> **Provided text**
Computational modeling: Validating the model

We first validated that our reinforcement learning agents learned a two-action sequence in a similar way to the experimental rats. Just as in the experiments described earlier, our simulated agents were only reinforced when the correct actions were performed in the correct order in session that lasted until 50 reinforcers were obtained. Figure 6 shows the mean proportion of perfect trials (Figure 6(a)), mean distal/proximal ratio (Figure 6(b)), and the mean actions per trial (Figure 6(a)) for 21 rats in the top panels and for 100 simulated agents in the bottom panel. Figure 6(a) shows that similarly to rats (top plot), the simulated agents (bottom plot) gradually increased the proportion of perfect trials, until reaching stable performance. Furthermore, in Figure 6(b), bottom plot, we show that simulated agents displayed a strong credit assignment error, shown at the beginning of training by a distal/proximal ratio below one, which indicates a preference for the proximal action. However, as sessions progressed, agents were able to perform both actions at a similar level, indicated by a distal/proximal ratio that gradually approached a value of one. Furthermore, in a similar way to rats, our simulated agents gradually decreased the mean number of actions until approaching two actions, which was the length of the target sequence (Figure 6(c)). Finally, it is worth noting that the model was trained in approximately the same number of sessions as the rats, with rats needing between 25 and 45 sessions to achieve our performance criteria, and the model around 25 sessions to reach stable performance.

> **Given records**
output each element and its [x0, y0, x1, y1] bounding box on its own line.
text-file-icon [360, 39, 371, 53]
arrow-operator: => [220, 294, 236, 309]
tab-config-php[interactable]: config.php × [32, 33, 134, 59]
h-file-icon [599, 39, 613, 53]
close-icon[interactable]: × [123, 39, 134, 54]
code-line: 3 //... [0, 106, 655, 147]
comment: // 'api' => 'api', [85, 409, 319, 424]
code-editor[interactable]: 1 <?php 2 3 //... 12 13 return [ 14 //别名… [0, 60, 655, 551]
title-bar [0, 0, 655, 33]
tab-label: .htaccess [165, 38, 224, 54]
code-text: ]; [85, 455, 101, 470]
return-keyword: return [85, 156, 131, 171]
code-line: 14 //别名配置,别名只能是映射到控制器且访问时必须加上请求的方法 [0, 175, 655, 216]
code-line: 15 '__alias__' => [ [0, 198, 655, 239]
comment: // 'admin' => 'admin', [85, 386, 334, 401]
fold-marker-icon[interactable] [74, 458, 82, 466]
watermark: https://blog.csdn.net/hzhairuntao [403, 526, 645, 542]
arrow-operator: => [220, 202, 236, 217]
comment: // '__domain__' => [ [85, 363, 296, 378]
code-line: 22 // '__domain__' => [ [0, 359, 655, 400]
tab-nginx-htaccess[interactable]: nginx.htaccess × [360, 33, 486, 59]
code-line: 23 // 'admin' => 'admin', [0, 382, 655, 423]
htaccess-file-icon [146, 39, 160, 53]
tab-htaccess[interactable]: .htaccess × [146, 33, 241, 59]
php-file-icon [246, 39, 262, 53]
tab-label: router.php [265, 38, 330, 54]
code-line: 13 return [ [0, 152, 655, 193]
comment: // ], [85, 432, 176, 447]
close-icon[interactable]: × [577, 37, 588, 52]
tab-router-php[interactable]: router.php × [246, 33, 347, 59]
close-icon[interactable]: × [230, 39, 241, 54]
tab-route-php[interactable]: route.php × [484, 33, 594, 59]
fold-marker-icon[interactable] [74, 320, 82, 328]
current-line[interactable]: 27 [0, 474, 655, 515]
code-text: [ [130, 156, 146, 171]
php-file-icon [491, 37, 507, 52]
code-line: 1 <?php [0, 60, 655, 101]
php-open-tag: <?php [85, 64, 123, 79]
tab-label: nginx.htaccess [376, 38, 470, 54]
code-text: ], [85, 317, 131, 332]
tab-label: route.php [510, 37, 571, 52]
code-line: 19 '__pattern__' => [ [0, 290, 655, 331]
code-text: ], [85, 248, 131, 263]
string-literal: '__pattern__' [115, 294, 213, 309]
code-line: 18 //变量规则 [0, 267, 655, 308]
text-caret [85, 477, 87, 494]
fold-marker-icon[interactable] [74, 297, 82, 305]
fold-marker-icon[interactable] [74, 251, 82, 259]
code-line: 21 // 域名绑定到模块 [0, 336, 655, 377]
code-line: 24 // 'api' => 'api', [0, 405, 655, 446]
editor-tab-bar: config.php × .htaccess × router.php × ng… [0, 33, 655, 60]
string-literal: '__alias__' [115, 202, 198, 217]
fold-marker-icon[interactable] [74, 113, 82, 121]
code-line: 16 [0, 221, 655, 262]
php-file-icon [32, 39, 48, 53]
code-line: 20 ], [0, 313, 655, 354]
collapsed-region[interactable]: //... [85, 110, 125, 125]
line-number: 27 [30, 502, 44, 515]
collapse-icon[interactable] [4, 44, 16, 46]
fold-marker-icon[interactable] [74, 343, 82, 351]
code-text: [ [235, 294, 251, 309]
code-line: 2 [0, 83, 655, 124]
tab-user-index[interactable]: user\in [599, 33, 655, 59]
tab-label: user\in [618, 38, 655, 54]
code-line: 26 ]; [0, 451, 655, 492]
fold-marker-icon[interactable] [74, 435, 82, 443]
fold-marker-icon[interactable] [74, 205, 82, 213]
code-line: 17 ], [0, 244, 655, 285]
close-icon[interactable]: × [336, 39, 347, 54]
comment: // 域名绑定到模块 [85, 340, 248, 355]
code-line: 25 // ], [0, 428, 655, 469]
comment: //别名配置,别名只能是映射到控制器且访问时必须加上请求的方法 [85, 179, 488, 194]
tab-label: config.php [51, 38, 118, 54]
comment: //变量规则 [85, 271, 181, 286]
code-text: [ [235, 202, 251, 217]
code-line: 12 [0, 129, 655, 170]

> **What this task involves**
How would the passage on validating the computational model continue after its final sentence? Write the next part of that passage.

> **Answer**
Figure 6.

Figure 6.

Validation of the reinforcement learning algorithm versus experimental data. Performance of the simulated agents (bottom plots) and the experimental data (top plots) in the following performance metrics: (a) Proportion of perfect trials, (b) distal proximal ratio, and (c) Mean actions per trial. Experimental data (top plots) show the mean performance of the first 20 and the last five sessions of each rat. Data are shown as mean ± standard error of the mean.

In summary, as learning occurred, both simulated and experimental data showed a gradual increase in proportion of perfect trials, a refinement in the number of actions performed to obtain the reward, and a credit assignment problem that gradually dissipated as learning was crystallized, suggesting that our reinforcement learning model was able to replicate, in general terms, the basic behavioral phenomena observed when rats learn a two-action sequence. However, it is worth noting that although we look for a combination of parameters that led to the smallest root mean square error in the performance measurements, the reinforcement learning agents did eventually get to a better performance level than the experimental rats, performing almost all trials perfectly. Such small discrepancies are to be expected since it is not possible to capture every variable acting on the performance of the rats. Nevertheless, the shape of the three performance measurements used here display the same basic trends of action sequence acquisition.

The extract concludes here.